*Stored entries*
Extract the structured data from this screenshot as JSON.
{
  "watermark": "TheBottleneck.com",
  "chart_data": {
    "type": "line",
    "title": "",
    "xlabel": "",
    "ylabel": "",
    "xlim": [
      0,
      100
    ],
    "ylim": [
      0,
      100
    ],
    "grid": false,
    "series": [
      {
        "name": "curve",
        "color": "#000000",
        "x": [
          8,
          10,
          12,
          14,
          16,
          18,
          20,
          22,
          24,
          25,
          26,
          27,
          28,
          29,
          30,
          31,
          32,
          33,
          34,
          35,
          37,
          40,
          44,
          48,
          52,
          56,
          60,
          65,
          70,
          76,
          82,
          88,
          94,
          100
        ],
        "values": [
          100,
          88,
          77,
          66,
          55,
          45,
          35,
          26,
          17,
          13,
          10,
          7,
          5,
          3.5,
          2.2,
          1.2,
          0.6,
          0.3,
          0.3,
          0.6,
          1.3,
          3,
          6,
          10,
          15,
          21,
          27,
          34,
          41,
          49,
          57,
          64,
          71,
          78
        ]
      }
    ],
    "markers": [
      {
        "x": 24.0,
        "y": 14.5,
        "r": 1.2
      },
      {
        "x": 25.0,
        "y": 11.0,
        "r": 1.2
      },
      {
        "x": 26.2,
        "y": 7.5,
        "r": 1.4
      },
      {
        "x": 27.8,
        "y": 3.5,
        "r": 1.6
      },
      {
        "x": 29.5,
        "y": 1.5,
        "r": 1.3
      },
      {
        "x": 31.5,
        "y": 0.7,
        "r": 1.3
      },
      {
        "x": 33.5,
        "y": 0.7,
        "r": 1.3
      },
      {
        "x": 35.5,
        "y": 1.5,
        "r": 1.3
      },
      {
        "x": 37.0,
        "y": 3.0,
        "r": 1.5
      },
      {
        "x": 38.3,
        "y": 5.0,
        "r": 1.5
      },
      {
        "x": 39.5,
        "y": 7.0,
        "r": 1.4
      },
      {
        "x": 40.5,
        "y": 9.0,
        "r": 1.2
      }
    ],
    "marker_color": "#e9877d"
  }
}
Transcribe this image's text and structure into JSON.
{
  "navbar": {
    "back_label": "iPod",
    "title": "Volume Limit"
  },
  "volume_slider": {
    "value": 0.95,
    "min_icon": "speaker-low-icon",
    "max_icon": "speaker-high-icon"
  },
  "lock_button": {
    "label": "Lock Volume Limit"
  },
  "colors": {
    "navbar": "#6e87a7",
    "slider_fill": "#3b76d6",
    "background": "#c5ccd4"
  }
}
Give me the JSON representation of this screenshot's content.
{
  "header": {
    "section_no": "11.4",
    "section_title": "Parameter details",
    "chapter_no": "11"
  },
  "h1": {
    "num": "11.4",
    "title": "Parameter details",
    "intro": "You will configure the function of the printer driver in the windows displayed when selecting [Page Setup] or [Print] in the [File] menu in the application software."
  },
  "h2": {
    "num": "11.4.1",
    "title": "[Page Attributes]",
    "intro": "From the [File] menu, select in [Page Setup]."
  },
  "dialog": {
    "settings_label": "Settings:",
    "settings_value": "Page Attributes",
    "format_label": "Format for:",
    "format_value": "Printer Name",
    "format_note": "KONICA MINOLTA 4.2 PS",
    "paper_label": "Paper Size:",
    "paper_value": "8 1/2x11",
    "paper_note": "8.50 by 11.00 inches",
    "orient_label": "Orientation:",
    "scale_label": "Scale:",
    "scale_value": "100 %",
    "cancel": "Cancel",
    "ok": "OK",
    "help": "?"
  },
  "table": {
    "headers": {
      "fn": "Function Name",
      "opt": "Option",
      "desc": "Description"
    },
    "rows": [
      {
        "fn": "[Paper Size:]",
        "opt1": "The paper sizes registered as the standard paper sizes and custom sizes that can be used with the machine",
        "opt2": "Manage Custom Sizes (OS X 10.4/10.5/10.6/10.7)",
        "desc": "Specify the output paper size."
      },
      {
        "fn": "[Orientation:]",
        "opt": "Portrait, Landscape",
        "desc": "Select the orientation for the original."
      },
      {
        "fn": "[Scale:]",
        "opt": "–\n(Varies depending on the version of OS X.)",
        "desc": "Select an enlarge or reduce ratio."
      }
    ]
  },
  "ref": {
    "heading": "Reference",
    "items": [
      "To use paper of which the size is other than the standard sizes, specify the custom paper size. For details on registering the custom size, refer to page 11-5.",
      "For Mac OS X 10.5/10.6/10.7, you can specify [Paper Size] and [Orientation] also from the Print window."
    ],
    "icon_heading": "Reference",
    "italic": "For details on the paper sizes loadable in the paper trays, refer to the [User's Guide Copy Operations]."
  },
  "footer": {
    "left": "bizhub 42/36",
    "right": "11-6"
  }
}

*STATED GOAL*
Write out the records above again, keeping each one identical to the original.

*SOLUTION*
Extract the structured data from this screenshot as JSON.
{
  "watermark": "TheBottleneck.com",
  "chart_data": {
    "type": "line",
    "title": "",
    "xlabel": "",
    "ylabel": "",
    "xlim": [
      0,
      100
    ],
    "ylim": [
      0,
      100
    ],
    "grid": false,
    "series": [
      {
        "name": "curve",
        "color": "#000000",
        "x": [
          8,
          10,
          12,
          14,
          16,
          18,
          20,
          22,
          24,
          25,
          26,
          27,
          28,
          29,
          30,
          31,
          32,
          33,
          34,
          35,
          37,
          40,
          44,
          48,
          52,
          56,
          60,
          65,
          70,
          76,
          82,
          88,
          94,
          100
        ],
        "values": [
          100,
          88,
          77,
          66,
          55,
          45,
          35,
          26,
          17,
          13,
          10,
          7,
          5,
          3.5,
          2.2,
          1.2,
          0.6,
          0.3,
          0.3,
          0.6,
          1.3,
          3,
          6,
          10,
          15,
          21,
          27,
          34,
          41,
          49,
          57,
          64,
          71,
          78
        ]
      }
    ],
    "markers": [
      {
        "x": 24.0,
        "y": 14.5,
        "r": 1.2
      },
      {
        "x": 25.0,
        "y": 11.0,
        "r": 1.2
      },
      {
        "x": 26.2,
        "y": 7.5,
        "r": 1.4
      },
      {
        "x": 27.8,
        "y": 3.5,
        "r": 1.6
      },
      {
        "x": 29.5,
        "y": 1.5,
        "r": 1.3
      },
      {
        "x": 31.5,
        "y": 0.7,
        "r": 1.3
      },
      {
        "x": 33.5,
        "y": 0.7,
        "r": 1.3
      },
      {
        "x": 35.5,
        "y": 1.5,
        "r": 1.3
      },
      {
        "x": 37.0,
        "y": 3.0,
        "r": 1.5
      },
      {
        "x": 38.3,
        "y": 5.0,
        "r": 1.5
      },
      {
        "x": 39.5,
        "y": 7.0,
        "r": 1.4
      },
      {
        "x": 40.5,
        "y": 9.0,
        "r": 1.2
      }
    ],
    "marker_color": "#e9877d"
  }
}
Transcribe this image's text and structure into JSON.
{
  "navbar": {
    "back_label": "iPod",
    "title": "Volume Limit"
  },
  "volume_slider": {
    "value": 0.95,
    "min_icon": "speaker-low-icon",
    "max_icon": "speaker-high-icon"
  },
  "lock_button": {
    "label": "Lock Volume Limit"
  },
  "colors": {
    "navbar": "#6e87a7",
    "slider_fill": "#3b76d6",
    "background": "#c5ccd4"
  }
}
Give me the JSON representation of this screenshot's content.
{
  "header": {
    "section_no": "11.4",
    "section_title": "Parameter details",
    "chapter_no": "11"
  },
  "h1": {
    "num": "11.4",
    "title": "Parameter details",
    "intro": "You will configure the function of the printer driver in the windows displayed when selecting [Page Setup] or [Print] in the [File] menu in the application software."
  },
  "h2": {
    "num": "11.4.1",
    "title": "[Page Attributes]",
    "intro": "From the [File] menu, select in [Page Setup]."
  },
  "dialog": {
    "settings_label": "Settings:",
    "settings_value": "Page Attributes",
    "format_label": "Format for:",
    "format_value": "Printer Name",
    "format_note": "KONICA MINOLTA 4.2 PS",
    "paper_label": "Paper Size:",
    "paper_value": "8 1/2x11",
    "paper_note": "8.50 by 11.00 inches",
    "orient_label": "Orientation:",
    "scale_label": "Scale:",
    "scale_value": "100 %",
    "cancel": "Cancel",
    "ok": "OK",
    "help": "?"
  },
  "table": {
    "headers": {
      "fn": "Function Name",
      "opt": "Option",
      "desc": "Description"
    },
    "rows": [
      {
        "fn": "[Paper Size:]",
        "opt1": "The paper sizes registered as the standard paper sizes and custom sizes that can be used with the machine",
        "opt2": "Manage Custom Sizes (OS X 10.4/10.5/10.6/10.7)",
        "desc": "Specify the output paper size."
      },
      {
        "fn": "[Orientation:]",
        "opt": "Portrait, Landscape",
        "desc": "Select the orientation for the original."
      },
      {
        "fn": "[Scale:]",
        "opt": "–\n(Varies depending on the version of OS X.)",
        "desc": "Select an enlarge or reduce ratio."
      }
    ]
  },
  "ref": {
    "heading": "Reference",
    "items": [
      "To use paper of which the size is other than the standard sizes, specify the custom paper size. For details on registering the custom size, refer to page 11-5.",
      "For Mac OS X 10.5/10.6/10.7, you can specify [Paper Size] and [Orientation] also from the Print window."
    ],
    "icon_heading": "Reference",
    "italic": "For details on the paper sizes loadable in the paper trays, refer to the [User's Guide Copy Operations]."
  },
  "footer": {
    "left": "bizhub 42/36",
    "right": "11-6"
  }
}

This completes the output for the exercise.